**EXERCISE AIM**: Repeat the listing word for word. No pictures belong in the copy.

**PROVIDED RECORDS**:
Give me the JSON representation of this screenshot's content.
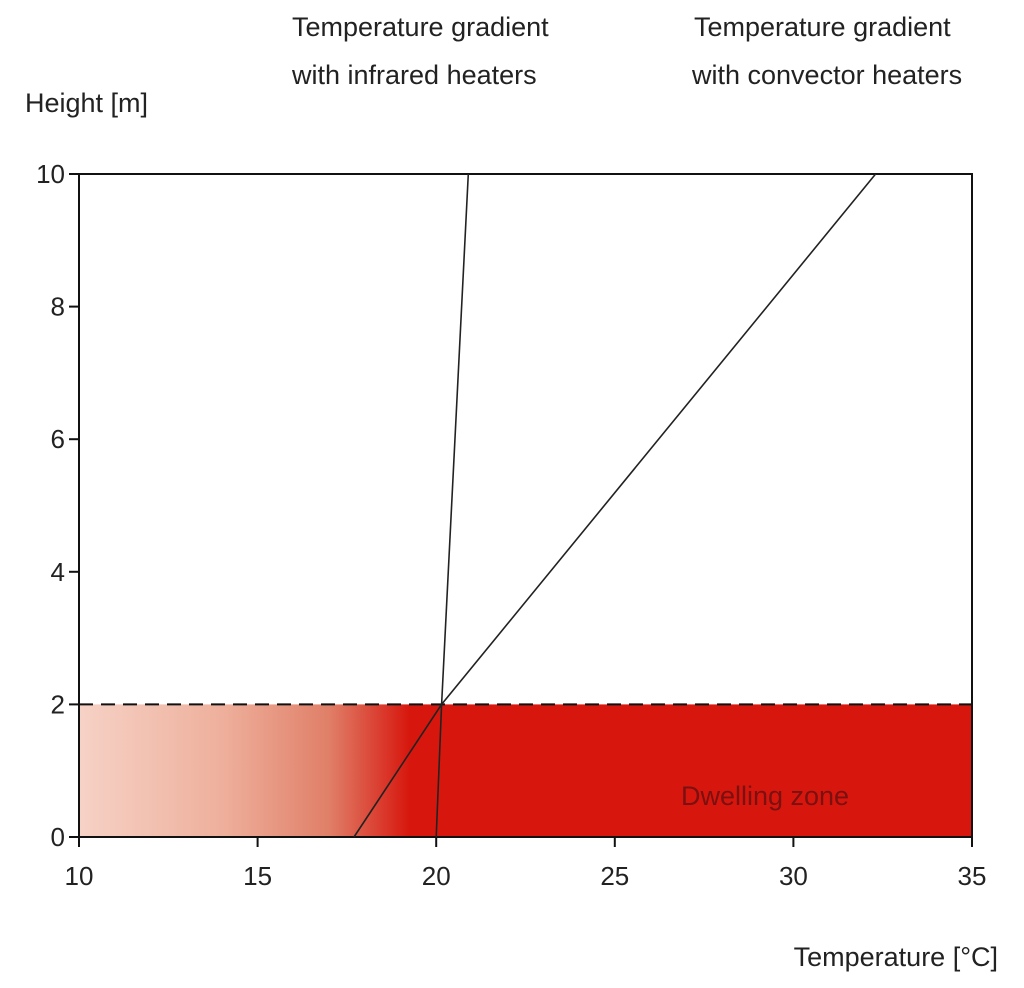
{
  "chart_data": {
    "type": "line",
    "title": "",
    "xlabel": "Temperature [°C]",
    "ylabel": "Height [m]",
    "xlim": [
      10,
      35
    ],
    "ylim": [
      0,
      10
    ],
    "x_ticks": [
      10,
      15,
      20,
      25,
      30,
      35
    ],
    "y_ticks": [
      0,
      2,
      4,
      6,
      8,
      10
    ],
    "grid": false,
    "series": [
      {
        "x": [
          20.0,
          20.15,
          20.9
        ],
        "y": [
          0,
          2,
          10
        ],
        "color": "#222222"
      },
      {
        "x": [
          17.7,
          20.15,
          32.3
        ],
        "y": [
          0,
          2,
          10
        ],
        "color": "#222222"
      }
    ],
    "annotations": [
      {
        "text_lines": [
          "Temperature gradient",
          "with infrared heaters"
        ],
        "points_to_series": 0
      },
      {
        "text_lines": [
          "Temperature gradient",
          "with convector heaters"
        ],
        "points_to_series": 1
      }
    ],
    "zone": {
      "label": "Dwelling zone",
      "y_range": [
        0,
        2
      ],
      "x_range": [
        10,
        35
      ],
      "gradient_from": "#f6d2c6",
      "gradient_to": "#d7170e"
    }
  }
}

**FINAL RESULT**:
Give me the JSON representation of this screenshot's content.
{
  "chart_data": {
    "type": "line",
    "title": "",
    "xlabel": "Temperature [°C]",
    "ylabel": "Height [m]",
    "xlim": [
      10,
      35
    ],
    "ylim": [
      0,
      10
    ],
    "x_ticks": [
      10,
      15,
      20,
      25,
      30,
      35
    ],
    "y_ticks": [
      0,
      2,
      4,
      6,
      8,
      10
    ],
    "grid": false,
    "series": [
      {
        "x": [
          20.0,
          20.15,
          20.9
        ],
        "y": [
          0,
          2,
          10
        ],
        "color": "#222222"
      },
      {
        "x": [
          17.7,
          20.15,
          32.3
        ],
        "y": [
          0,
          2,
          10
        ],
        "color": "#222222"
      }
    ],
    "annotations": [
      {
        "text_lines": [
          "Temperature gradient",
          "with infrared heaters"
        ],
        "points_to_series": 0
      },
      {
        "text_lines": [
          "Temperature gradient",
          "with convector heaters"
        ],
        "points_to_series": 1
      }
    ],
    "zone": {
      "label": "Dwelling zone",
      "y_range": [
        0,
        2
      ],
      "x_range": [
        10,
        35
      ],
      "gradient_from": "#f6d2c6",
      "gradient_to": "#d7170e"
    }
  }
}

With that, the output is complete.